Set exercise
From the entries below, work out the number of lines that hold the word "Scale", and give that number alone.
*-*-*
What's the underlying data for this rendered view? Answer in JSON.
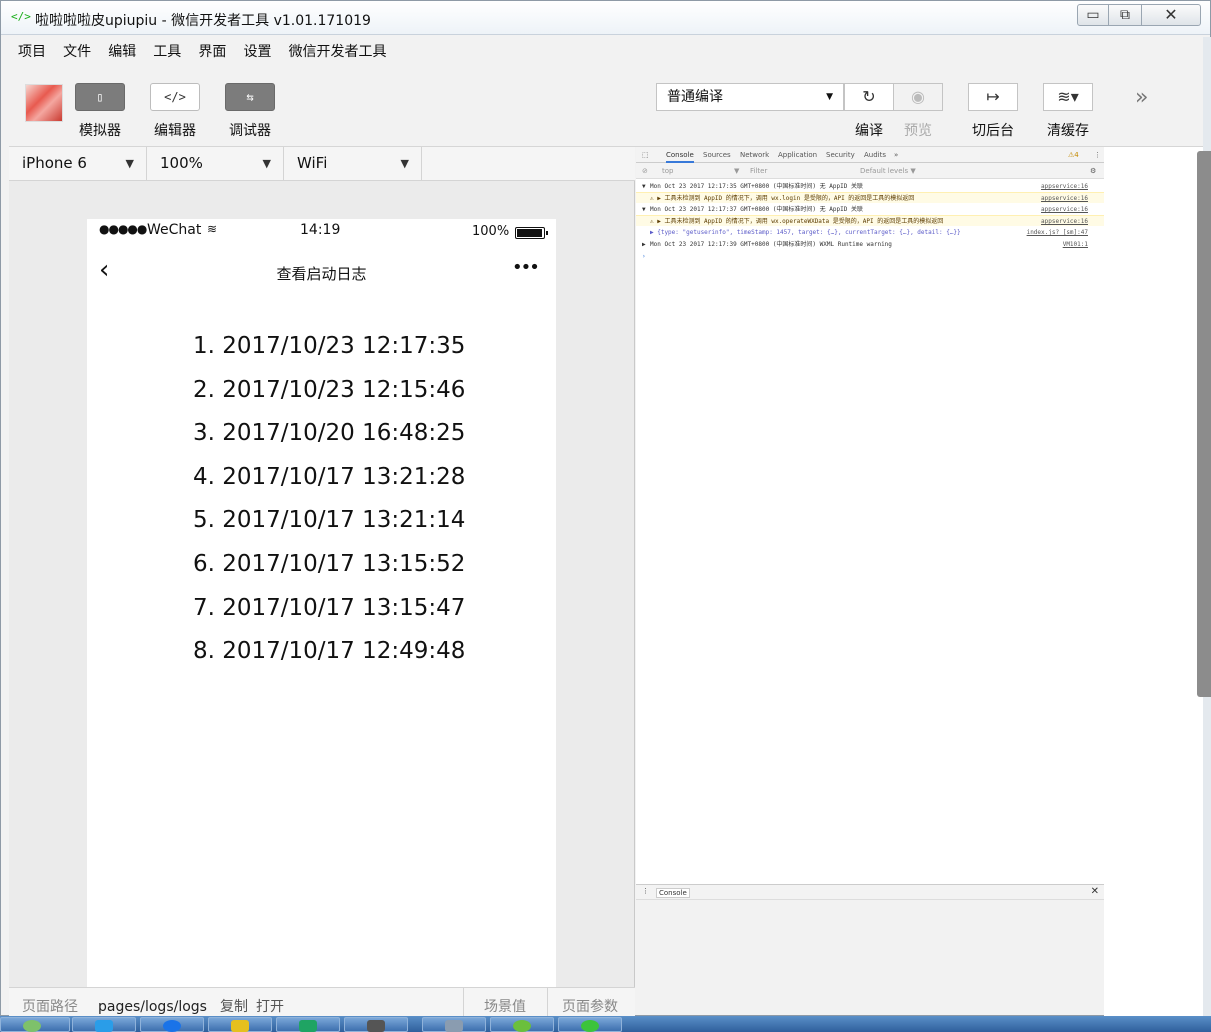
{
  "window": {
    "title": "啦啦啦啦皮upiupiu - 微信开发者工具 v1.01.171019",
    "app_icon": "</>",
    "controls": {
      "minimize": "▭",
      "maximize": "⧉",
      "close": "✕"
    }
  },
  "menu": [
    "项目",
    "文件",
    "编辑",
    "工具",
    "界面",
    "设置",
    "微信开发者工具"
  ],
  "toolbar": {
    "simulator": {
      "icon": "▯",
      "label": "模拟器"
    },
    "editor": {
      "icon": "</>",
      "label": "编辑器"
    },
    "debugger": {
      "icon": "⇆",
      "label": "调试器"
    },
    "compile_mode": "普通编译",
    "compile": {
      "icon": "↻",
      "label": "编译"
    },
    "preview": {
      "icon": "◉",
      "label": "预览"
    },
    "background": {
      "icon": "↦",
      "label": "切后台"
    },
    "clear_cache": {
      "icon": "≋▾",
      "label": "清缓存"
    },
    "more": "»"
  },
  "device_bar": {
    "device": "iPhone 6",
    "zoom": "100%",
    "network": "WiFi"
  },
  "phone": {
    "status": {
      "signal": "●●●●●",
      "carrier": "WeChat",
      "wifi": "≋",
      "time": "14:19",
      "battery": "100%"
    },
    "nav": {
      "back": "‹",
      "title": "查看启动日志",
      "menu": "•••"
    },
    "logs": [
      "1. 2017/10/23 12:17:35",
      "2. 2017/10/23 12:15:46",
      "3. 2017/10/20 16:48:25",
      "4. 2017/10/17 13:21:28",
      "5. 2017/10/17 13:21:14",
      "6. 2017/10/17 13:15:52",
      "7. 2017/10/17 13:15:47",
      "8. 2017/10/17 12:49:48"
    ]
  },
  "pathbar": {
    "label": "页面路径",
    "path": "pages/logs/logs",
    "copy": "复制",
    "open": "打开",
    "scene": "场景值",
    "params": "页面参数"
  },
  "devtools": {
    "tabs": [
      "Console",
      "Sources",
      "Network",
      "Application",
      "Security",
      "Audits",
      "»"
    ],
    "warn_count": "⚠4",
    "context": "top",
    "filter_placeholder": "Filter",
    "levels": "Default levels ▼",
    "lines": [
      {
        "kind": "group",
        "text": "Mon Oct 23 2017 12:17:35 GMT+0800 (中国标准时间) 无 AppID 关联",
        "src": "appservice:16"
      },
      {
        "kind": "warn",
        "text": "⚠ ▶ 工具未检测到 AppID 的情况下，调用 wx.login 是受限的，API 的返回是工具的模拟返回",
        "src": "appservice:16"
      },
      {
        "kind": "group",
        "text": "Mon Oct 23 2017 12:17:37 GMT+0800 (中国标准时间) 无 AppID 关联",
        "src": "appservice:16"
      },
      {
        "kind": "warn",
        "text": "⚠ ▶ 工具未检测到 AppID 的情况下，调用 wx.operateWXData 是受限的，API 的返回是工具的模拟返回",
        "src": "appservice:16"
      },
      {
        "kind": "obj",
        "text": "▶ {type: \"getuserinfo\", timeStamp: 1457, target: {…}, currentTarget: {…}, detail: {…}}",
        "src": "index.js? [sm]:47"
      },
      {
        "kind": "group",
        "text": "Mon Oct 23 2017 12:17:39 GMT+0800 (中国标准时间) WXML Runtime warning",
        "src": "VM101:1"
      }
    ],
    "drawer_tab": "Console",
    "drawer_close": "✕"
  }
}
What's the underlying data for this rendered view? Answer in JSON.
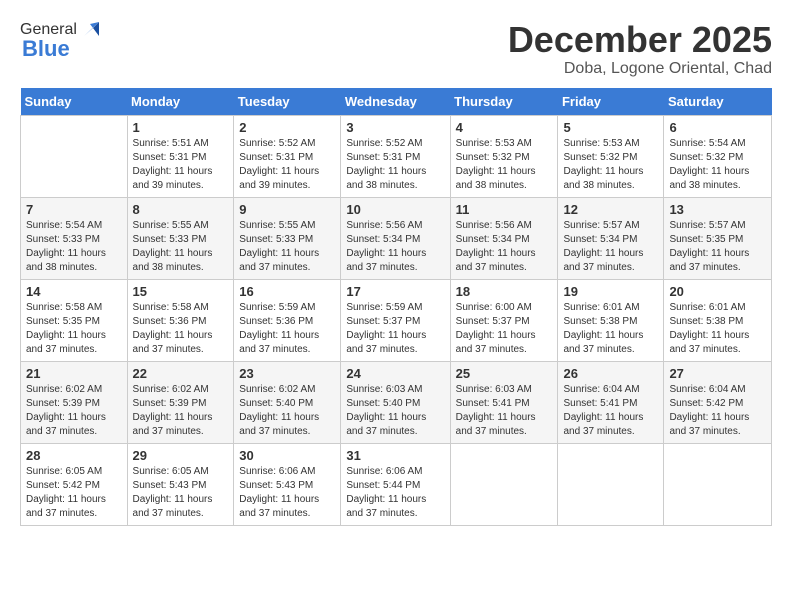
{
  "logo": {
    "general": "General",
    "blue": "Blue"
  },
  "title": "December 2025",
  "location": "Doba, Logone Oriental, Chad",
  "days_header": [
    "Sunday",
    "Monday",
    "Tuesday",
    "Wednesday",
    "Thursday",
    "Friday",
    "Saturday"
  ],
  "weeks": [
    [
      {
        "day": "",
        "info": ""
      },
      {
        "day": "1",
        "info": "Sunrise: 5:51 AM\nSunset: 5:31 PM\nDaylight: 11 hours\nand 39 minutes."
      },
      {
        "day": "2",
        "info": "Sunrise: 5:52 AM\nSunset: 5:31 PM\nDaylight: 11 hours\nand 39 minutes."
      },
      {
        "day": "3",
        "info": "Sunrise: 5:52 AM\nSunset: 5:31 PM\nDaylight: 11 hours\nand 38 minutes."
      },
      {
        "day": "4",
        "info": "Sunrise: 5:53 AM\nSunset: 5:32 PM\nDaylight: 11 hours\nand 38 minutes."
      },
      {
        "day": "5",
        "info": "Sunrise: 5:53 AM\nSunset: 5:32 PM\nDaylight: 11 hours\nand 38 minutes."
      },
      {
        "day": "6",
        "info": "Sunrise: 5:54 AM\nSunset: 5:32 PM\nDaylight: 11 hours\nand 38 minutes."
      }
    ],
    [
      {
        "day": "7",
        "info": "Sunrise: 5:54 AM\nSunset: 5:33 PM\nDaylight: 11 hours\nand 38 minutes."
      },
      {
        "day": "8",
        "info": "Sunrise: 5:55 AM\nSunset: 5:33 PM\nDaylight: 11 hours\nand 38 minutes."
      },
      {
        "day": "9",
        "info": "Sunrise: 5:55 AM\nSunset: 5:33 PM\nDaylight: 11 hours\nand 37 minutes."
      },
      {
        "day": "10",
        "info": "Sunrise: 5:56 AM\nSunset: 5:34 PM\nDaylight: 11 hours\nand 37 minutes."
      },
      {
        "day": "11",
        "info": "Sunrise: 5:56 AM\nSunset: 5:34 PM\nDaylight: 11 hours\nand 37 minutes."
      },
      {
        "day": "12",
        "info": "Sunrise: 5:57 AM\nSunset: 5:34 PM\nDaylight: 11 hours\nand 37 minutes."
      },
      {
        "day": "13",
        "info": "Sunrise: 5:57 AM\nSunset: 5:35 PM\nDaylight: 11 hours\nand 37 minutes."
      }
    ],
    [
      {
        "day": "14",
        "info": "Sunrise: 5:58 AM\nSunset: 5:35 PM\nDaylight: 11 hours\nand 37 minutes."
      },
      {
        "day": "15",
        "info": "Sunrise: 5:58 AM\nSunset: 5:36 PM\nDaylight: 11 hours\nand 37 minutes."
      },
      {
        "day": "16",
        "info": "Sunrise: 5:59 AM\nSunset: 5:36 PM\nDaylight: 11 hours\nand 37 minutes."
      },
      {
        "day": "17",
        "info": "Sunrise: 5:59 AM\nSunset: 5:37 PM\nDaylight: 11 hours\nand 37 minutes."
      },
      {
        "day": "18",
        "info": "Sunrise: 6:00 AM\nSunset: 5:37 PM\nDaylight: 11 hours\nand 37 minutes."
      },
      {
        "day": "19",
        "info": "Sunrise: 6:01 AM\nSunset: 5:38 PM\nDaylight: 11 hours\nand 37 minutes."
      },
      {
        "day": "20",
        "info": "Sunrise: 6:01 AM\nSunset: 5:38 PM\nDaylight: 11 hours\nand 37 minutes."
      }
    ],
    [
      {
        "day": "21",
        "info": "Sunrise: 6:02 AM\nSunset: 5:39 PM\nDaylight: 11 hours\nand 37 minutes."
      },
      {
        "day": "22",
        "info": "Sunrise: 6:02 AM\nSunset: 5:39 PM\nDaylight: 11 hours\nand 37 minutes."
      },
      {
        "day": "23",
        "info": "Sunrise: 6:02 AM\nSunset: 5:40 PM\nDaylight: 11 hours\nand 37 minutes."
      },
      {
        "day": "24",
        "info": "Sunrise: 6:03 AM\nSunset: 5:40 PM\nDaylight: 11 hours\nand 37 minutes."
      },
      {
        "day": "25",
        "info": "Sunrise: 6:03 AM\nSunset: 5:41 PM\nDaylight: 11 hours\nand 37 minutes."
      },
      {
        "day": "26",
        "info": "Sunrise: 6:04 AM\nSunset: 5:41 PM\nDaylight: 11 hours\nand 37 minutes."
      },
      {
        "day": "27",
        "info": "Sunrise: 6:04 AM\nSunset: 5:42 PM\nDaylight: 11 hours\nand 37 minutes."
      }
    ],
    [
      {
        "day": "28",
        "info": "Sunrise: 6:05 AM\nSunset: 5:42 PM\nDaylight: 11 hours\nand 37 minutes."
      },
      {
        "day": "29",
        "info": "Sunrise: 6:05 AM\nSunset: 5:43 PM\nDaylight: 11 hours\nand 37 minutes."
      },
      {
        "day": "30",
        "info": "Sunrise: 6:06 AM\nSunset: 5:43 PM\nDaylight: 11 hours\nand 37 minutes."
      },
      {
        "day": "31",
        "info": "Sunrise: 6:06 AM\nSunset: 5:44 PM\nDaylight: 11 hours\nand 37 minutes."
      },
      {
        "day": "",
        "info": ""
      },
      {
        "day": "",
        "info": ""
      },
      {
        "day": "",
        "info": ""
      }
    ]
  ]
}
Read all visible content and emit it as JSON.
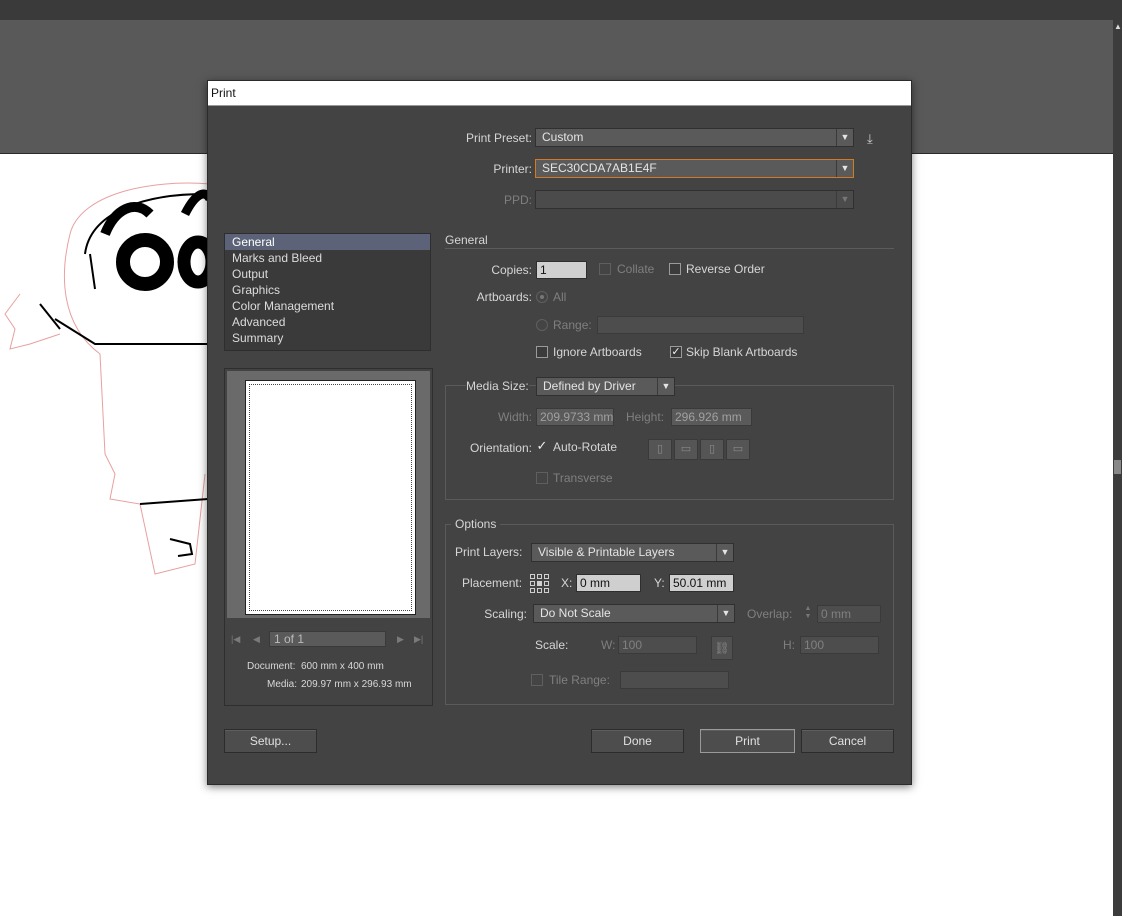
{
  "dialog": {
    "title": "Print"
  },
  "print_preset": {
    "label": "Print Preset:",
    "value": "Custom",
    "save_icon": "save-preset-icon"
  },
  "printer": {
    "label": "Printer:",
    "value": "SEC30CDA7AB1E4F"
  },
  "ppd": {
    "label": "PPD:",
    "value": ""
  },
  "categories": {
    "items": [
      {
        "label": "General",
        "active": true
      },
      {
        "label": "Marks and Bleed"
      },
      {
        "label": "Output"
      },
      {
        "label": "Graphics"
      },
      {
        "label": "Color Management"
      },
      {
        "label": "Advanced"
      },
      {
        "label": "Summary"
      }
    ]
  },
  "preview": {
    "page_indicator": "1 of 1",
    "document_label": "Document:",
    "document_value": "600 mm x 400 mm",
    "media_label": "Media:",
    "media_value": "209.97 mm x 296.93 mm"
  },
  "general": {
    "section_title": "General",
    "copies_label": "Copies:",
    "copies_value": "1",
    "collate_label": "Collate",
    "reverse_order_label": "Reverse Order",
    "artboards_label": "Artboards:",
    "all_label": "All",
    "range_label": "Range:",
    "range_value": "",
    "ignore_artboards_label": "Ignore Artboards",
    "skip_blank_label": "Skip Blank Artboards",
    "collate_checked": false,
    "reverse_order_checked": false,
    "ignore_artboards_checked": false,
    "skip_blank_checked": true
  },
  "media": {
    "size_label": "Media Size:",
    "size_value": "Defined by Driver",
    "width_label": "Width:",
    "width_value": "209.9733 mm",
    "height_label": "Height:",
    "height_value": "296.926 mm",
    "orientation_label": "Orientation:",
    "auto_rotate_label": "Auto-Rotate",
    "auto_rotate_checked": true,
    "transverse_label": "Transverse",
    "transverse_checked": false
  },
  "options": {
    "group_title": "Options",
    "print_layers_label": "Print Layers:",
    "print_layers_value": "Visible & Printable Layers",
    "placement_label": "Placement:",
    "x_label": "X:",
    "x_value": "0 mm",
    "y_label": "Y:",
    "y_value": "50.01 mm",
    "scaling_label": "Scaling:",
    "scaling_value": "Do Not Scale",
    "overlap_label": "Overlap:",
    "overlap_value": "0 mm",
    "scale_label": "Scale:",
    "w_label": "W:",
    "w_value": "100",
    "h_label": "H:",
    "h_value": "100",
    "tile_range_label": "Tile Range:",
    "tile_range_value": ""
  },
  "buttons": {
    "setup": "Setup...",
    "done": "Done",
    "print": "Print",
    "cancel": "Cancel"
  }
}
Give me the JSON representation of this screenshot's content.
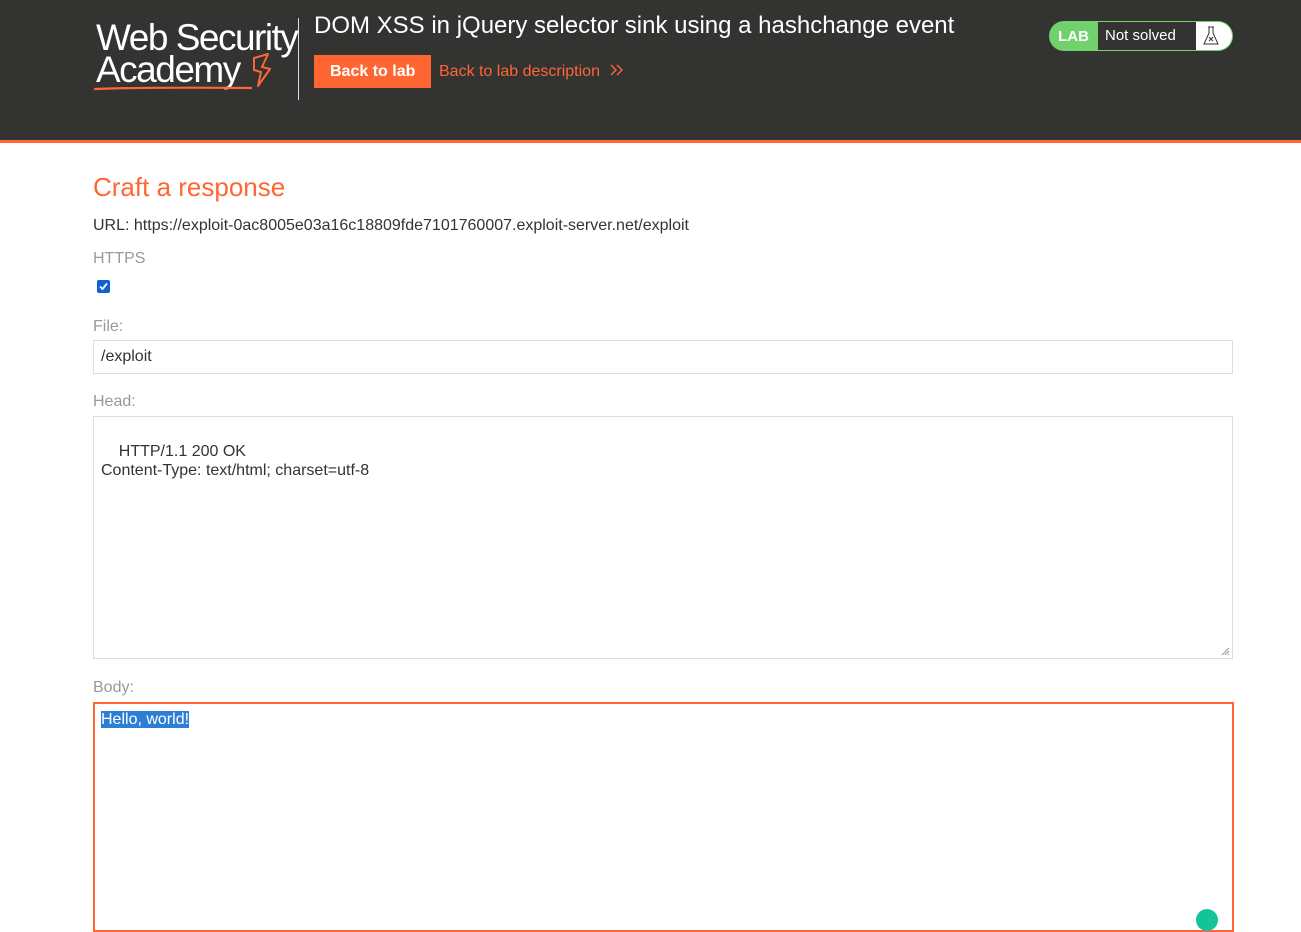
{
  "header": {
    "logo_line1": "Web Security",
    "logo_line2": "Academy",
    "lab_title": "DOM XSS in jQuery selector sink using a hashchange event",
    "back_to_lab": "Back to lab",
    "back_to_description": "Back to lab description",
    "lab_tag": "LAB",
    "lab_status": "Not solved",
    "accent_color": "#ff6633",
    "status_color": "#70d16d"
  },
  "form": {
    "title": "Craft a response",
    "url_label": "URL:",
    "url_value": "https://exploit-0ac8005e03a16c18809fde7101760007.exploit-server.net/exploit",
    "https_label": "HTTPS",
    "https_checked": true,
    "file_label": "File:",
    "file_value": "/exploit",
    "head_label": "Head:",
    "head_value": "HTTP/1.1 200 OK\nContent-Type: text/html; charset=utf-8",
    "body_label": "Body:",
    "body_value": "Hello, world!"
  }
}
*-*-*
Exercise response
2